What the task requires: Determine how many lines in these records hold "wire". Only the number is wanted.
++++++
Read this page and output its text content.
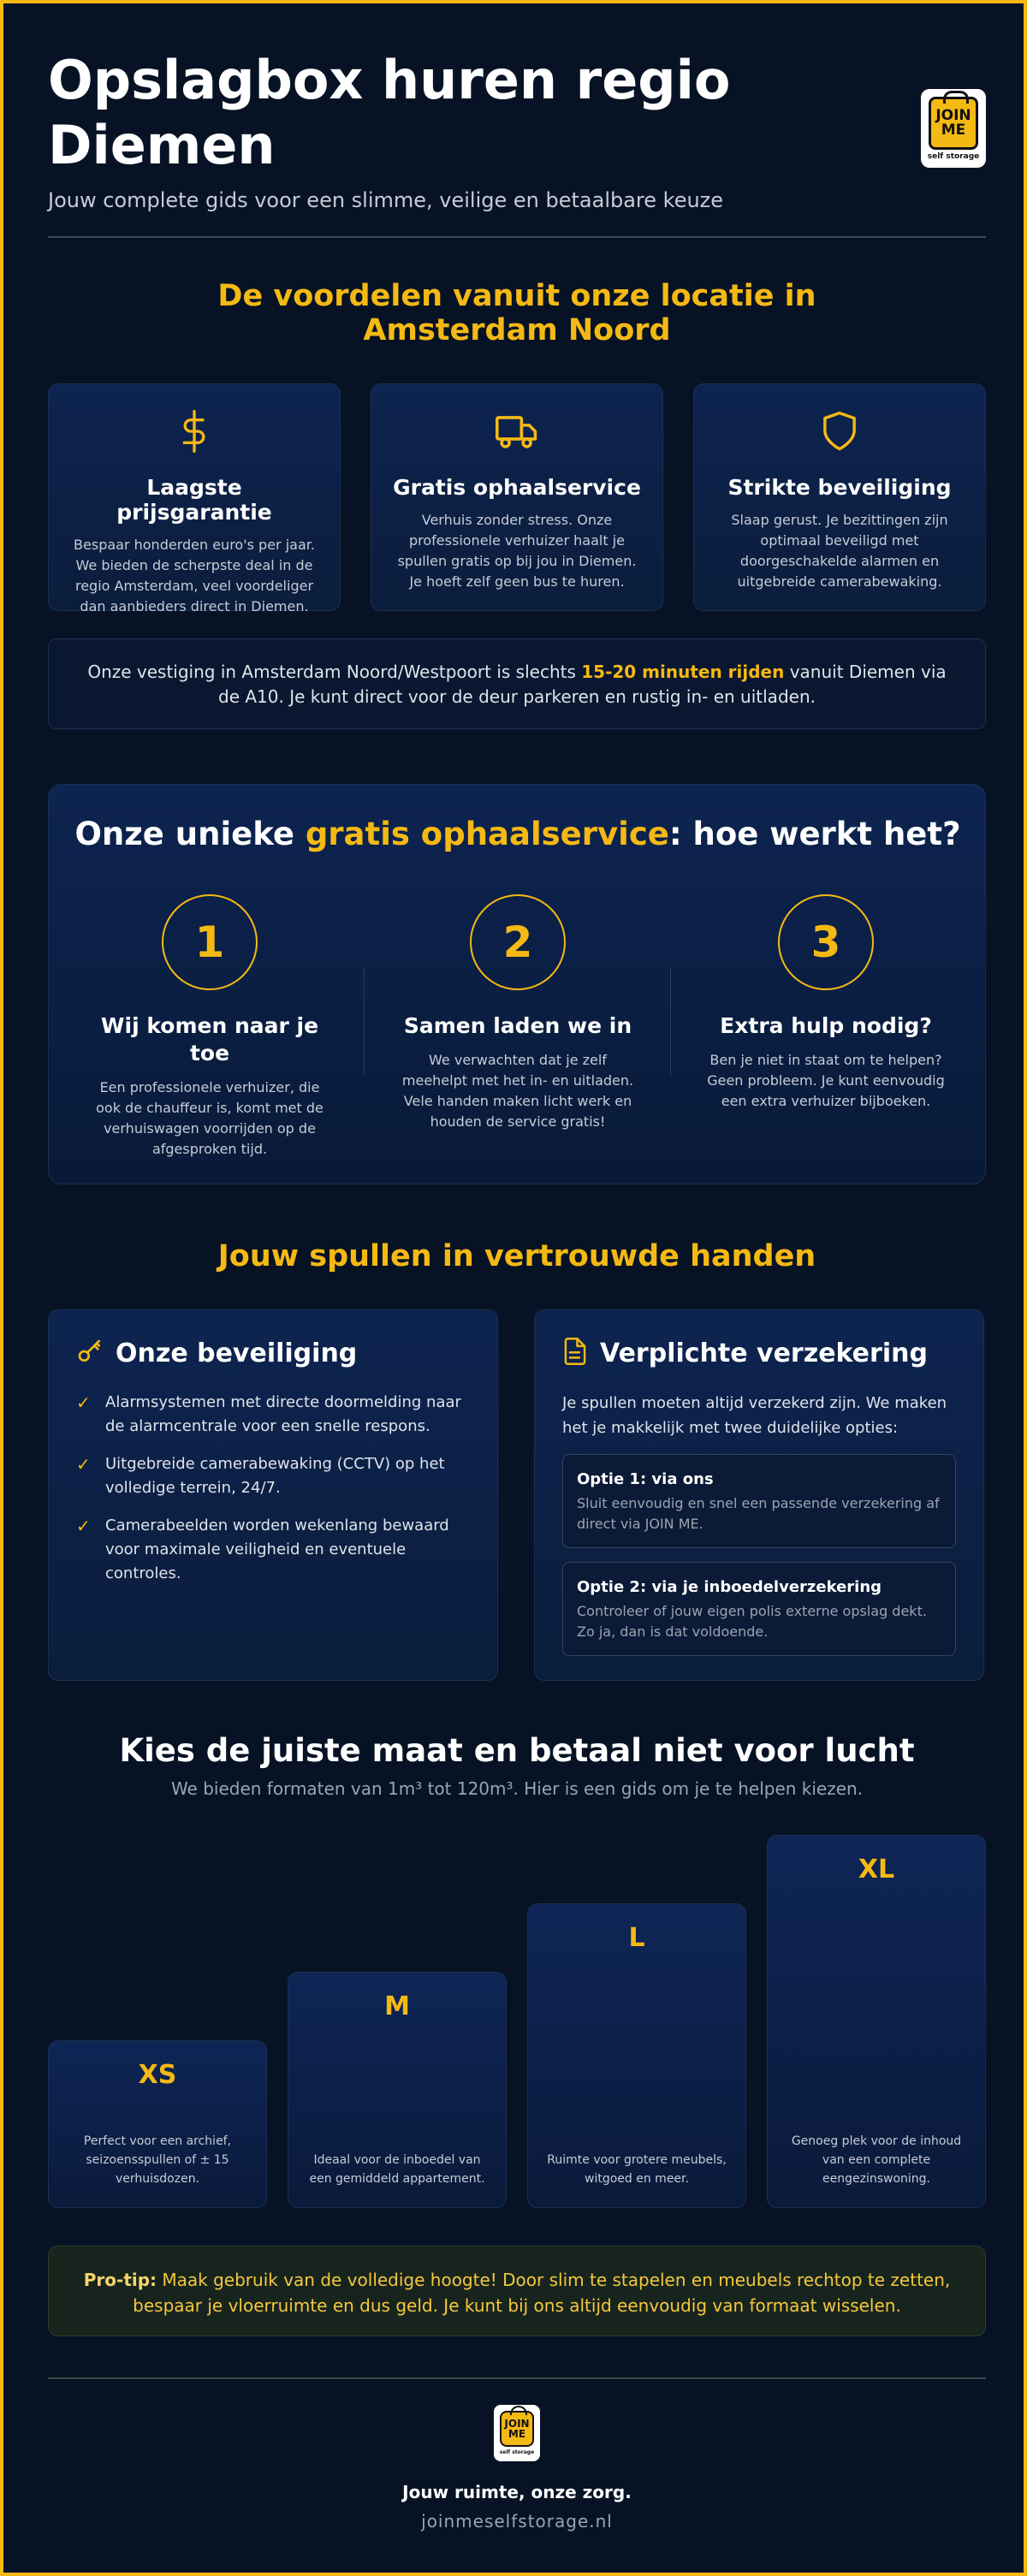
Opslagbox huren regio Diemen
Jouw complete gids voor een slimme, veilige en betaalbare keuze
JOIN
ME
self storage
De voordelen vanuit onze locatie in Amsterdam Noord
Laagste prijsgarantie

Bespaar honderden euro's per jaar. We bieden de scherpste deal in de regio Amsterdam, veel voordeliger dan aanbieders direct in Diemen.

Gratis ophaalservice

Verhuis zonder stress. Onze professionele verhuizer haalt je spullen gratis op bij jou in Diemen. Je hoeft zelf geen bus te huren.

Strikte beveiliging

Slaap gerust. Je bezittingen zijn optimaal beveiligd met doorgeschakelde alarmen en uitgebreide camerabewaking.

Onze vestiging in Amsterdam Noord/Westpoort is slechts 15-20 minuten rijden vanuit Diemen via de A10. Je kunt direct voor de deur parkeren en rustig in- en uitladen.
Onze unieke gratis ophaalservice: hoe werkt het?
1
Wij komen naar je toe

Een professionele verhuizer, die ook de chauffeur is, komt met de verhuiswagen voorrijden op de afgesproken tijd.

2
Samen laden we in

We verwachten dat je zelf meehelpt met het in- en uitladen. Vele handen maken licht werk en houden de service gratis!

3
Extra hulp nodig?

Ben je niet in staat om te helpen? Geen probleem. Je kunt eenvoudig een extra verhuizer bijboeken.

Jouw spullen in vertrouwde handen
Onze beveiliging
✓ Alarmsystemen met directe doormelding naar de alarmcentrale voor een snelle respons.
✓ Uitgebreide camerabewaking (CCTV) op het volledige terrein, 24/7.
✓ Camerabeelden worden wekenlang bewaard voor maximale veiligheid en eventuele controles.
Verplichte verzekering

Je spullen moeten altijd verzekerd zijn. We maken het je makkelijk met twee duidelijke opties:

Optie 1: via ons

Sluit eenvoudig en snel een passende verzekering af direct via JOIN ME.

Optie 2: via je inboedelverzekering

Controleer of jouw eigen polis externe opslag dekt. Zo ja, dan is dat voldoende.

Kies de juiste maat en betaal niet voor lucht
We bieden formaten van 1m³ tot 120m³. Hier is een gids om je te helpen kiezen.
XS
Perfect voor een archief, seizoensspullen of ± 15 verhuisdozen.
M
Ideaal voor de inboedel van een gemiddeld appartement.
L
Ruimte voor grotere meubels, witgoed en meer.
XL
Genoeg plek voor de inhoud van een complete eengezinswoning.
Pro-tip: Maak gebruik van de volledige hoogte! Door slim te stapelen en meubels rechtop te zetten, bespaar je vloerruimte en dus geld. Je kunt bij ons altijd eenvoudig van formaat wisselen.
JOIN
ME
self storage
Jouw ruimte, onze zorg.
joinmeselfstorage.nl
++++++
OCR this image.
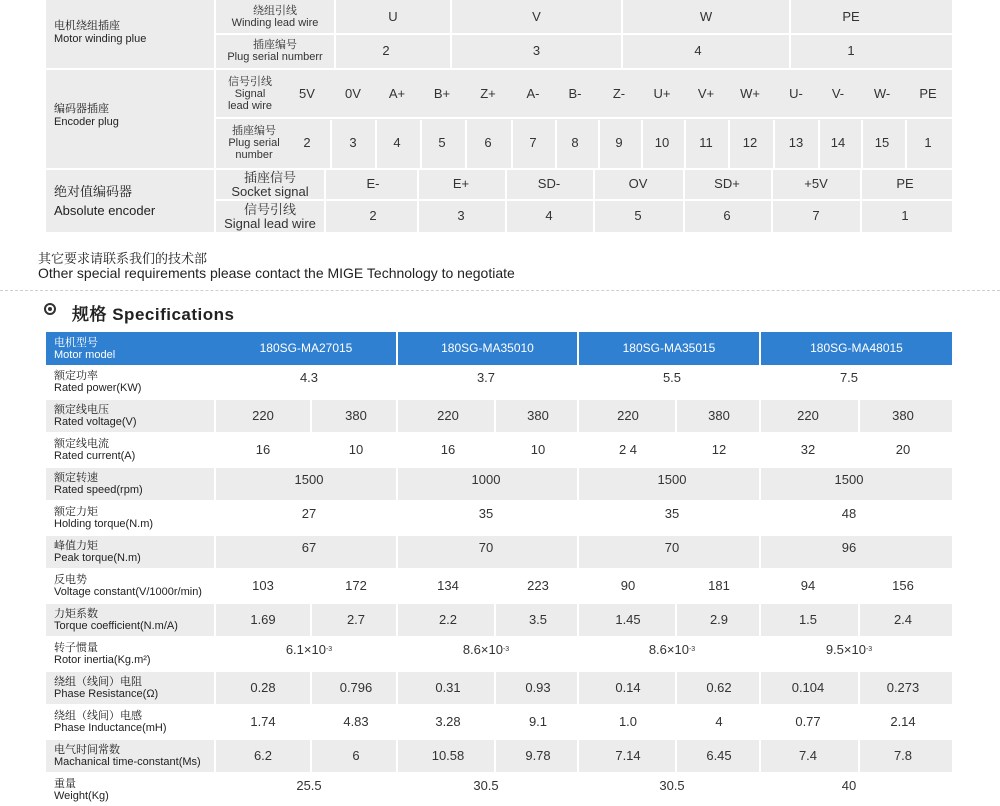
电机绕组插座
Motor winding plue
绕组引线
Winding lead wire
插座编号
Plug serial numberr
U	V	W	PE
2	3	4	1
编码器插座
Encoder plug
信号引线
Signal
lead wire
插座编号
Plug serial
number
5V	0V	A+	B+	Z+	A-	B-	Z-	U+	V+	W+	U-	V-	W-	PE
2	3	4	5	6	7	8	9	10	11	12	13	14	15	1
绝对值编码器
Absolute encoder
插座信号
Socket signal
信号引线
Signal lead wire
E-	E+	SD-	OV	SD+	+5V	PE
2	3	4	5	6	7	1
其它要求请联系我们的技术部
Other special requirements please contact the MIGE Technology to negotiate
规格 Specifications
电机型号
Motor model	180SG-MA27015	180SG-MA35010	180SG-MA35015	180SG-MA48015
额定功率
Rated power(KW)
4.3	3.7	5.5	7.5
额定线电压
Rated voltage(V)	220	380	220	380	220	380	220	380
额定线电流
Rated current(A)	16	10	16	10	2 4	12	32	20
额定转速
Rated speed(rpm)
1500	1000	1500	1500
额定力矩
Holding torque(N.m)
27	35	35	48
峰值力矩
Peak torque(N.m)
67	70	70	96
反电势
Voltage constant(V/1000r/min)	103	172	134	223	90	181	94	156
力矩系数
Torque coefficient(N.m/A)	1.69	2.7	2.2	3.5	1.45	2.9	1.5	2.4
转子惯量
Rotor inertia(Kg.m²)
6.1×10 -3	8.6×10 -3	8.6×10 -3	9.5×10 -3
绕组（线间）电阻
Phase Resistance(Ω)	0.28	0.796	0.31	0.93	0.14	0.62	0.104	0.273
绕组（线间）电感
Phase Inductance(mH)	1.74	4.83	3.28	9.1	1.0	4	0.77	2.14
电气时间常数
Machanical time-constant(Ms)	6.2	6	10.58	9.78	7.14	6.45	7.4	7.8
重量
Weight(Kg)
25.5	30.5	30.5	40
++++++
Output below: 3